» **Written instruction**
Reproduce the listing below verbatim, from its first line through the line reading "x-tick-label: 1 (144, 299, 151, 310)", including both of those lines.

------------------------------

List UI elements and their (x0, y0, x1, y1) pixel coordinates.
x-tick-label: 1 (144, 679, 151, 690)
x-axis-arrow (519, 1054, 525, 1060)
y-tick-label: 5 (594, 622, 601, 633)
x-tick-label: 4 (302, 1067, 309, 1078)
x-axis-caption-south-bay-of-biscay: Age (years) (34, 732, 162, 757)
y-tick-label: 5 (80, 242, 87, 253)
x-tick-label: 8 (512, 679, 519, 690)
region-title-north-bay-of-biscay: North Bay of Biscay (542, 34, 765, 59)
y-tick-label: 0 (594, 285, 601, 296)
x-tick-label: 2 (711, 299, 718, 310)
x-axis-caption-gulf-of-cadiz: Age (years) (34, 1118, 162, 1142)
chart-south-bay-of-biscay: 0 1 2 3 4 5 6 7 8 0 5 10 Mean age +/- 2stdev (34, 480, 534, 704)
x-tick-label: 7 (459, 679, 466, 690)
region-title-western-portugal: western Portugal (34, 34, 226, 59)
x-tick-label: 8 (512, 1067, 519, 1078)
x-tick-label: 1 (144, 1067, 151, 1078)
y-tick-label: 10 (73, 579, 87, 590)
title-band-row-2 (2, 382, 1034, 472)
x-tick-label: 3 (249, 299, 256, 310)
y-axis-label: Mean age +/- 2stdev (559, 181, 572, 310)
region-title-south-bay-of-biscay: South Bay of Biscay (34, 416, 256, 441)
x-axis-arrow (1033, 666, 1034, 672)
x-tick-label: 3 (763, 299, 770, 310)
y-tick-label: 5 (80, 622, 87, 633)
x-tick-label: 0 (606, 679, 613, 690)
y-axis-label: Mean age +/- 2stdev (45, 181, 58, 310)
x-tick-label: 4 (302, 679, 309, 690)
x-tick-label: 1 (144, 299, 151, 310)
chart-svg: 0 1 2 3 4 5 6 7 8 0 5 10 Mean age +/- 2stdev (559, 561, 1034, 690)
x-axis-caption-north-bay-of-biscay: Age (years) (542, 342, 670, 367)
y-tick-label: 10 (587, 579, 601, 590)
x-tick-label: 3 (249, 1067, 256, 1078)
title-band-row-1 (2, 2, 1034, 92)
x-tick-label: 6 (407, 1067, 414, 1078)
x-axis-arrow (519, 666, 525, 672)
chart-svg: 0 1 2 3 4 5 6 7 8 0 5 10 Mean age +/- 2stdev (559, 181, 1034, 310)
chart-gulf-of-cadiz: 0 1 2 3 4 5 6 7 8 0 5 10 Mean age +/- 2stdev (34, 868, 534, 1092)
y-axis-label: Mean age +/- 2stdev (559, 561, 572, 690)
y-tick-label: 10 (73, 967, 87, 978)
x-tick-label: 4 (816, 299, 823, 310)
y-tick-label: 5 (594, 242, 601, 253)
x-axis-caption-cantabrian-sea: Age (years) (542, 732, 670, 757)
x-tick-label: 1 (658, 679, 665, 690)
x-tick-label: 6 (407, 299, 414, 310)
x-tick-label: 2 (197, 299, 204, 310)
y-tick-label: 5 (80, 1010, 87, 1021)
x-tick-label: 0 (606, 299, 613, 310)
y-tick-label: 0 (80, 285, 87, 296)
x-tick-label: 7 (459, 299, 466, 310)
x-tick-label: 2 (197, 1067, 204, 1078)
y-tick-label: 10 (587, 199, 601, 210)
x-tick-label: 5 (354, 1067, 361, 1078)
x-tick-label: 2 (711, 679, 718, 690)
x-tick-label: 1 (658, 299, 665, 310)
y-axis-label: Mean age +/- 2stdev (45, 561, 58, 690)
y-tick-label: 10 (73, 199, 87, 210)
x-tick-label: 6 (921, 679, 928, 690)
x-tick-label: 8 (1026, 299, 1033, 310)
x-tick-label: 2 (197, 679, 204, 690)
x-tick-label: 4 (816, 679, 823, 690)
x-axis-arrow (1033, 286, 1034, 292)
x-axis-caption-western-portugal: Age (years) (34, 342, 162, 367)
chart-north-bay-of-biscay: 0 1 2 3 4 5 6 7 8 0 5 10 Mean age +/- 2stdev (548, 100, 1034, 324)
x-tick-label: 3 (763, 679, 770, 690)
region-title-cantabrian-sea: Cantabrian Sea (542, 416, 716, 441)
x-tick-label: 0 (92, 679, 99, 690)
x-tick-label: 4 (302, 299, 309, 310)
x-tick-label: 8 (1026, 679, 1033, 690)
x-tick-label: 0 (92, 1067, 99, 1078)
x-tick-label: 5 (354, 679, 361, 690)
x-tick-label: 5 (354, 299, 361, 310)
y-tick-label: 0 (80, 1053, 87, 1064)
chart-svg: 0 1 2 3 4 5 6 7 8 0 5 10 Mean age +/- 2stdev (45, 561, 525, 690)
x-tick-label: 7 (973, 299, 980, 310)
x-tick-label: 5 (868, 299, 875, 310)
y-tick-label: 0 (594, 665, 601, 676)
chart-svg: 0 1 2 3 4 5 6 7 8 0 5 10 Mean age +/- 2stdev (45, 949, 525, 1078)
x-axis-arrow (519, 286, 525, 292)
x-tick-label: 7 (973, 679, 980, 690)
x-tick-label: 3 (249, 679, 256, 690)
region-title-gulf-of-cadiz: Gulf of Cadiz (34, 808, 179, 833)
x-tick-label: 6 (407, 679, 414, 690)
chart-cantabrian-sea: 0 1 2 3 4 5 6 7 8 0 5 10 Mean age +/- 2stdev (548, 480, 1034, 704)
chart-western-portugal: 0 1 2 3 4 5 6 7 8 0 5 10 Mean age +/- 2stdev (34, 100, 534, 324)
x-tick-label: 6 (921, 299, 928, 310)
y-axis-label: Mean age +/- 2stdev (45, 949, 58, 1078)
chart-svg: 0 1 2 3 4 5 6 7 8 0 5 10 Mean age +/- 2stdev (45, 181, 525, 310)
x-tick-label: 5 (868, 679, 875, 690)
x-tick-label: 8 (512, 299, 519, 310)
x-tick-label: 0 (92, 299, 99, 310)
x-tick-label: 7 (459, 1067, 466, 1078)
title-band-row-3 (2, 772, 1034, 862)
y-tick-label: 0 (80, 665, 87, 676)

------------------------------

» **The response**
List UI elements and their (x0, y0, x1, y1) pixel coordinates.
x-tick-label: 1 (144, 679, 151, 690)
x-axis-arrow (519, 1054, 525, 1060)
y-tick-label: 5 (594, 622, 601, 633)
x-tick-label: 4 (302, 1067, 309, 1078)
x-axis-caption-south-bay-of-biscay: Age (years) (34, 732, 162, 757)
y-tick-label: 5 (80, 242, 87, 253)
x-tick-label: 8 (512, 679, 519, 690)
region-title-north-bay-of-biscay: North Bay of Biscay (542, 34, 765, 59)
y-tick-label: 0 (594, 285, 601, 296)
x-tick-label: 2 (711, 299, 718, 310)
x-axis-caption-gulf-of-cadiz: Age (years) (34, 1118, 162, 1142)
chart-south-bay-of-biscay: 0 1 2 3 4 5 6 7 8 0 5 10 Mean age +/- 2stdev (34, 480, 534, 704)
x-tick-label: 7 (459, 679, 466, 690)
region-title-western-portugal: western Portugal (34, 34, 226, 59)
x-tick-label: 8 (512, 1067, 519, 1078)
x-tick-label: 1 (144, 1067, 151, 1078)
y-tick-label: 10 (73, 579, 87, 590)
title-band-row-2 (2, 382, 1034, 472)
x-tick-label: 3 (249, 299, 256, 310)
y-axis-label: Mean age +/- 2stdev (559, 181, 572, 310)
region-title-south-bay-of-biscay: South Bay of Biscay (34, 416, 256, 441)
x-axis-arrow (1033, 666, 1034, 672)
x-tick-label: 3 (763, 299, 770, 310)
y-tick-label: 5 (80, 622, 87, 633)
x-tick-label: 0 (606, 679, 613, 690)
y-axis-label: Mean age +/- 2stdev (45, 181, 58, 310)
x-tick-label: 4 (302, 679, 309, 690)
x-tick-label: 1 (144, 299, 151, 310)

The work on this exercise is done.